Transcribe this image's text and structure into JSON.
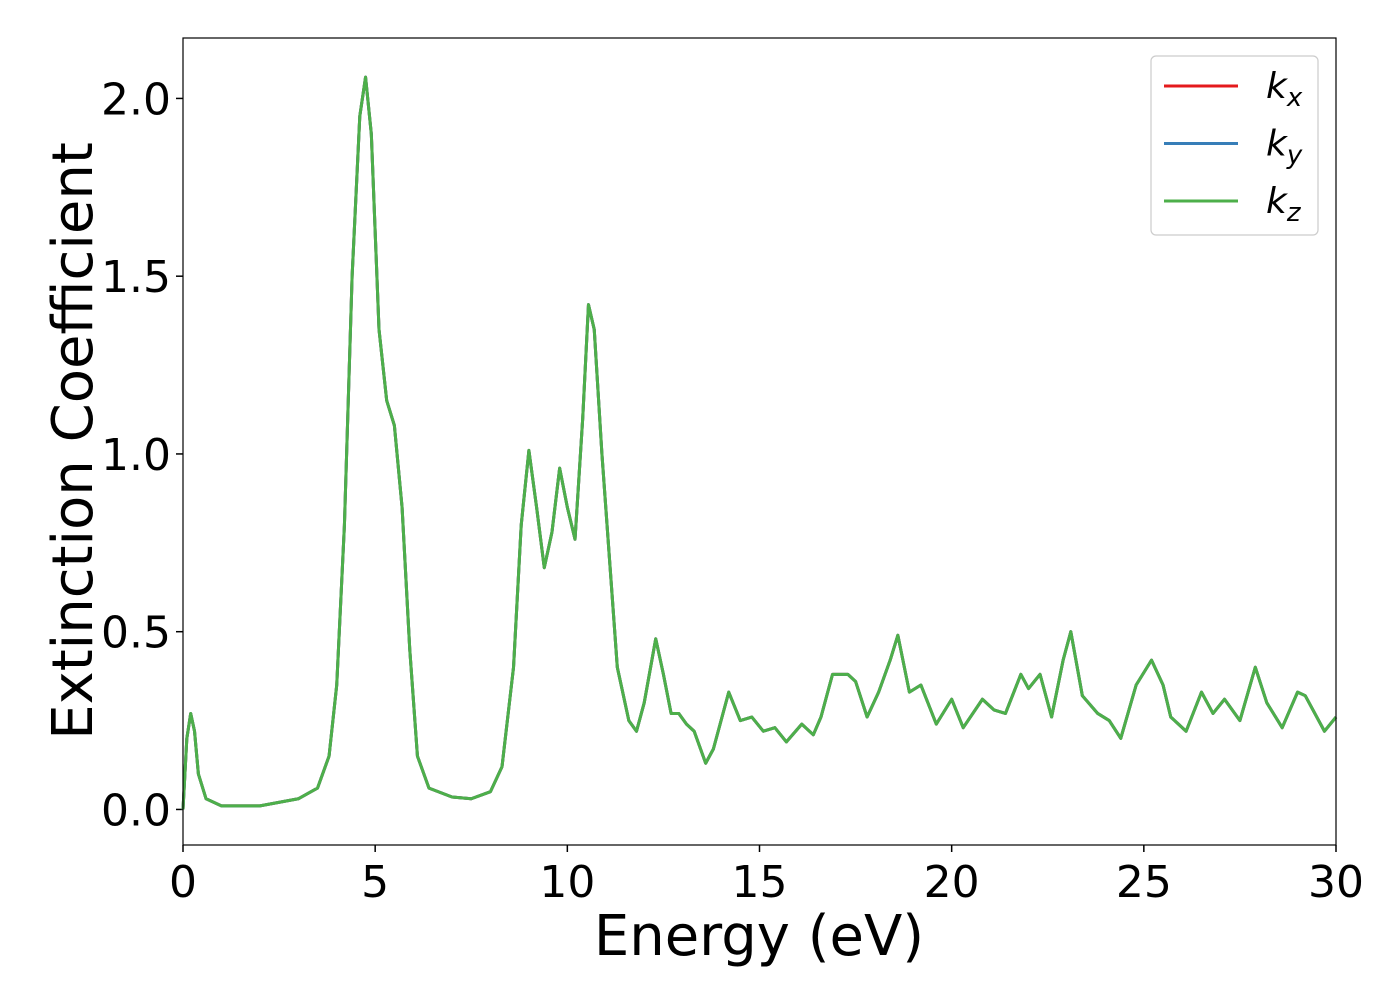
{
  "chart_data": {
    "type": "line",
    "x_label": "Energy (eV)",
    "y_label": "Extinction Coefficient",
    "xlim": [
      0,
      30
    ],
    "ylim": [
      -0.1,
      2.17
    ],
    "xticks": [
      0,
      5,
      10,
      15,
      20,
      25,
      30
    ],
    "yticks": [
      {
        "value": 0,
        "label": "0.0"
      },
      0.5,
      {
        "value": 1,
        "label": "1.0"
      },
      1.5,
      {
        "value": 2,
        "label": "2.0"
      }
    ],
    "legend": "upper right",
    "x": [
      0,
      0.1,
      0.2,
      0.3,
      0.4,
      0.6,
      1,
      2,
      3,
      3.5,
      3.8,
      4.0,
      4.2,
      4.4,
      4.6,
      4.75,
      4.9,
      5.1,
      5.3,
      5.5,
      5.7,
      5.9,
      6.1,
      6.4,
      7,
      7.5,
      8,
      8.3,
      8.6,
      8.8,
      9.0,
      9.2,
      9.4,
      9.6,
      9.8,
      10.0,
      10.2,
      10.4,
      10.55,
      10.7,
      10.9,
      11.1,
      11.3,
      11.6,
      11.8,
      12.0,
      12.3,
      12.5,
      12.7,
      12.9,
      13.1,
      13.3,
      13.6,
      13.8,
      14.2,
      14.5,
      14.8,
      15.1,
      15.4,
      15.7,
      16.1,
      16.4,
      16.6,
      16.9,
      17.3,
      17.5,
      17.8,
      18.1,
      18.4,
      18.6,
      18.9,
      19.2,
      19.6,
      20.0,
      20.3,
      20.8,
      21.1,
      21.4,
      21.8,
      22.0,
      22.3,
      22.6,
      22.9,
      23.1,
      23.4,
      23.8,
      24.1,
      24.4,
      24.8,
      25.2,
      25.5,
      25.7,
      26.1,
      26.5,
      26.8,
      27.1,
      27.5,
      27.9,
      28.2,
      28.6,
      29.0,
      29.2,
      29.7,
      30
    ],
    "series": [
      {
        "name": "kx",
        "color": "#e41a1c",
        "values": [
          0.0,
          0.2,
          0.27,
          0.22,
          0.1,
          0.03,
          0.01,
          0.01,
          0.03,
          0.06,
          0.15,
          0.35,
          0.8,
          1.5,
          1.95,
          2.06,
          1.9,
          1.35,
          1.15,
          1.08,
          0.85,
          0.45,
          0.15,
          0.06,
          0.035,
          0.03,
          0.05,
          0.12,
          0.4,
          0.8,
          1.01,
          0.85,
          0.68,
          0.78,
          0.96,
          0.85,
          0.76,
          1.1,
          1.42,
          1.35,
          1.0,
          0.7,
          0.4,
          0.25,
          0.22,
          0.3,
          0.48,
          0.38,
          0.27,
          0.27,
          0.24,
          0.22,
          0.13,
          0.17,
          0.33,
          0.25,
          0.26,
          0.22,
          0.23,
          0.19,
          0.24,
          0.21,
          0.26,
          0.38,
          0.38,
          0.36,
          0.26,
          0.33,
          0.42,
          0.49,
          0.33,
          0.35,
          0.24,
          0.31,
          0.23,
          0.31,
          0.28,
          0.27,
          0.38,
          0.34,
          0.38,
          0.26,
          0.42,
          0.5,
          0.32,
          0.27,
          0.25,
          0.2,
          0.35,
          0.42,
          0.35,
          0.26,
          0.22,
          0.33,
          0.27,
          0.31,
          0.25,
          0.4,
          0.3,
          0.23,
          0.33,
          0.32,
          0.22,
          0.26
        ]
      },
      {
        "name": "ky",
        "color": "#377eb8",
        "values": [
          0.0,
          0.2,
          0.27,
          0.22,
          0.1,
          0.03,
          0.01,
          0.01,
          0.03,
          0.06,
          0.15,
          0.35,
          0.8,
          1.5,
          1.95,
          2.06,
          1.9,
          1.35,
          1.15,
          1.08,
          0.85,
          0.45,
          0.15,
          0.06,
          0.035,
          0.03,
          0.05,
          0.12,
          0.4,
          0.8,
          1.01,
          0.85,
          0.68,
          0.78,
          0.96,
          0.85,
          0.76,
          1.1,
          1.42,
          1.35,
          1.0,
          0.7,
          0.4,
          0.25,
          0.22,
          0.3,
          0.48,
          0.38,
          0.27,
          0.27,
          0.24,
          0.22,
          0.13,
          0.17,
          0.33,
          0.25,
          0.26,
          0.22,
          0.23,
          0.19,
          0.24,
          0.21,
          0.26,
          0.38,
          0.38,
          0.36,
          0.26,
          0.33,
          0.42,
          0.49,
          0.33,
          0.35,
          0.24,
          0.31,
          0.23,
          0.31,
          0.28,
          0.27,
          0.38,
          0.34,
          0.38,
          0.26,
          0.42,
          0.5,
          0.32,
          0.27,
          0.25,
          0.2,
          0.35,
          0.42,
          0.35,
          0.26,
          0.22,
          0.33,
          0.27,
          0.31,
          0.25,
          0.4,
          0.3,
          0.23,
          0.33,
          0.32,
          0.22,
          0.26
        ]
      },
      {
        "name": "kz",
        "color": "#4daf4a",
        "values": [
          0.0,
          0.2,
          0.27,
          0.22,
          0.1,
          0.03,
          0.01,
          0.01,
          0.03,
          0.06,
          0.15,
          0.35,
          0.8,
          1.5,
          1.95,
          2.06,
          1.9,
          1.35,
          1.15,
          1.08,
          0.85,
          0.45,
          0.15,
          0.06,
          0.035,
          0.03,
          0.05,
          0.12,
          0.4,
          0.8,
          1.01,
          0.85,
          0.68,
          0.78,
          0.96,
          0.85,
          0.76,
          1.1,
          1.42,
          1.35,
          1.0,
          0.7,
          0.4,
          0.25,
          0.22,
          0.3,
          0.48,
          0.38,
          0.27,
          0.27,
          0.24,
          0.22,
          0.13,
          0.17,
          0.33,
          0.25,
          0.26,
          0.22,
          0.23,
          0.19,
          0.24,
          0.21,
          0.26,
          0.38,
          0.38,
          0.36,
          0.26,
          0.33,
          0.42,
          0.49,
          0.33,
          0.35,
          0.24,
          0.31,
          0.23,
          0.31,
          0.28,
          0.27,
          0.38,
          0.34,
          0.38,
          0.26,
          0.42,
          0.5,
          0.32,
          0.27,
          0.25,
          0.2,
          0.35,
          0.42,
          0.35,
          0.26,
          0.22,
          0.33,
          0.27,
          0.31,
          0.25,
          0.4,
          0.3,
          0.23,
          0.33,
          0.32,
          0.22,
          0.26
        ]
      }
    ]
  }
}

────────────────────────────────────────

- _What you have to do_: In the records above, find each line holding "color" and copy it.

- _Exercise output_:
        "color": "#e41a1c",
        "color": "#377eb8",
        "color": "#4daf4a",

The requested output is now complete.